Document extract:
Sir John Glynne, 6th Baronet (1713 – 1 July 1777) was a Welsh politician and landowner.

Glynne was the third son of Sir Stephen Glynne, 3rd Baronet, and succeeded to the baronetcy after the successive deaths of his father and elder brothers in 1729 and 1730. In November of the latter year, he matriculated from The Queen's College, Oxford.

Sir John stood as Member of Parliament for Flint in 1734, but was defeated after spending £35,000 on the election. However, in 1741, he was elected MP for Flintshire, which he represented until 1747.

In 1751, Glynne was High Sheriff of Flintshire, and in 1752, built Hawarden Castle on his estate. He was returned to Parliament again for Flint in 1753, and represented that constituency for the rest of his life. He was made a D.C.L. by Oxford in 1763.

In 1731, he married the heiress Honora Conway, by which match he almost doubled his estates at Hawarden. They had thirteen children:
a son, died young
John Conway Glynne (died 7 May 1773), m. S. Crewe
Honora Glynne, died unmarried
Sophia Glynne, married John Yorke of Bewerley, without surviving issue
Penelope Glynne, married Sir William Earle Welby, 1st Baronet
Catherine Glynne, died unmarried
Rev. Sir Stephen Glynne, 7th Baronet (1744–1780)

[Source records]

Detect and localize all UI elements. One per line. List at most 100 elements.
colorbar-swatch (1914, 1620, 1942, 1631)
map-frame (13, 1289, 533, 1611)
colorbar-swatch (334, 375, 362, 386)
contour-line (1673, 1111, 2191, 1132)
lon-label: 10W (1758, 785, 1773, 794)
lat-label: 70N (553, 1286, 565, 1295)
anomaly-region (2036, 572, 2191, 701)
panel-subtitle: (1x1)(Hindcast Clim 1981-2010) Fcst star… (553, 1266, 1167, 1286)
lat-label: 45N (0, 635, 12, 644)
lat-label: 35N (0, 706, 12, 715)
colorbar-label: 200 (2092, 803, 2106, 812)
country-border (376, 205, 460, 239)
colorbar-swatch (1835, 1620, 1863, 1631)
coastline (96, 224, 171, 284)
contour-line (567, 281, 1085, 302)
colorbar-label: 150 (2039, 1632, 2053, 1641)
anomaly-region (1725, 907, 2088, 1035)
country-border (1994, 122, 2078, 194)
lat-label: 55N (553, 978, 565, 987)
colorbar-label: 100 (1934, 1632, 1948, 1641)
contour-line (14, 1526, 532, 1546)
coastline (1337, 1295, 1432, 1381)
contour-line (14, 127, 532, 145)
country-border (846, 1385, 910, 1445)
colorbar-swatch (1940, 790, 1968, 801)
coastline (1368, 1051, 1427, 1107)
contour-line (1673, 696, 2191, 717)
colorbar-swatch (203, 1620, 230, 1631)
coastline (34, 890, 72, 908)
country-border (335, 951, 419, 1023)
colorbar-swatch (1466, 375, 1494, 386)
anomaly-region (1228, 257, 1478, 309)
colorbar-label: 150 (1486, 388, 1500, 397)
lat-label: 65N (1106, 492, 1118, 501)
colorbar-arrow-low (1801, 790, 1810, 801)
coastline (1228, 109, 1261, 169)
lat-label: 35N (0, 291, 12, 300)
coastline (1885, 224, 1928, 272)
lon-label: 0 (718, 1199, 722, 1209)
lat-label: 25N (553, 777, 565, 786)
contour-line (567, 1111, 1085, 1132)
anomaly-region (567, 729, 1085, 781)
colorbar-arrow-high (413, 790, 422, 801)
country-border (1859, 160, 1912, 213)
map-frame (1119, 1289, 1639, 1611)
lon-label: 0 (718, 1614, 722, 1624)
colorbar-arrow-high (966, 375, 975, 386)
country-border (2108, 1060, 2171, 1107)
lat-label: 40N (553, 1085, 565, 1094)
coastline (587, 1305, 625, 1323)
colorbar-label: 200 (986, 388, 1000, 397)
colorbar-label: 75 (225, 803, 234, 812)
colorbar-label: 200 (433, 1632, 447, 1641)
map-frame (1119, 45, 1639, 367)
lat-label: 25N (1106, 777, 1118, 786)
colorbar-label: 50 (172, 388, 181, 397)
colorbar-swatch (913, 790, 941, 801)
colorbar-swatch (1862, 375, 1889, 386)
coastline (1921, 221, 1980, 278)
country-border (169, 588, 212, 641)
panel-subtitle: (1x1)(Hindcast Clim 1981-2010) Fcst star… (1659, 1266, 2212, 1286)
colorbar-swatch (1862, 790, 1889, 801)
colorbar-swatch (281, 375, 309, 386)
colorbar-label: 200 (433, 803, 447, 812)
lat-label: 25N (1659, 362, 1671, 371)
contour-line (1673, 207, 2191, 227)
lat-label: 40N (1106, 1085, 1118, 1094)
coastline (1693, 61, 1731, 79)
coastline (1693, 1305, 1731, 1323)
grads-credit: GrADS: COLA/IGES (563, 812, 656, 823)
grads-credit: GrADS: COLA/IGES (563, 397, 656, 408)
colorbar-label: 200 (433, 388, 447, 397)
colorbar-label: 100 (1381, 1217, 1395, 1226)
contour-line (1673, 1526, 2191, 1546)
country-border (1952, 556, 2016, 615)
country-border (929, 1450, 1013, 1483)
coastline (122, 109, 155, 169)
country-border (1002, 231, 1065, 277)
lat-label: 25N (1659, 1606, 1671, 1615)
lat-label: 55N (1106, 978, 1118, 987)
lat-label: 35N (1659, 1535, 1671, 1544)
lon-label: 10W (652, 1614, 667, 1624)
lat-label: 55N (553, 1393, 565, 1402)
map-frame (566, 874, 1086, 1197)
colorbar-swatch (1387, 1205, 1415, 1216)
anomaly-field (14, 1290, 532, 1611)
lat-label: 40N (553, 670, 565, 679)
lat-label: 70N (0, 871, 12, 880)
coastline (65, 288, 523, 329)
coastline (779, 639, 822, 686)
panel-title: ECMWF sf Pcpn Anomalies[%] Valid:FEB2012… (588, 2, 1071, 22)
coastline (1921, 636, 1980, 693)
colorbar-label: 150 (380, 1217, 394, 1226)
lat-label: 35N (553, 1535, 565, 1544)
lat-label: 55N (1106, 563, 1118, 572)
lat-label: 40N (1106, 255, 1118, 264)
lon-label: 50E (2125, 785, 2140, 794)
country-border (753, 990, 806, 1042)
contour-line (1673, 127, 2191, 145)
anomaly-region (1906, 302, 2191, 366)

Instructions:
**a)** Translate this sentence from the Sir John Glynne text into French: "Sir John Glynne, 6th Baronet (1713 – 1 July 1777) was a Welsh politician and landowner."
**b)** According to the Sir John Glynne text, how much did Glynne spend on his 1734 election attempt at Flint?
**c)** From the Sir John Glynne text, output the passage between "Sir John Glynne, 6th" and "represented until 1747.", inclusive.

Outputs in order:
**a)** Sir John Glynne, 6e baronnet (1713 – 1er juillet 1777), était un homme politique et propriétaire foncier gallois.

**b)** He spent £35,000.

**c)**
Sir John Glynne, 6th Baronet (1713 – 1 July 1777) was a Welsh politician and landowner.

Glynne was the third son of Sir Stephen Glynne, 3rd Baronet, and succeeded to the baronetcy after the successive deaths of his father and elder brothers in 1729 and 1730. In November of the latter year, he matriculated from The Queen's College, Oxford.

Sir John stood as Member of Parliament for Flint in 1734, but was defeated after spending £35,000 on the election. However, in 1741, he was elected MP for Flintshire, which he represented until 1747.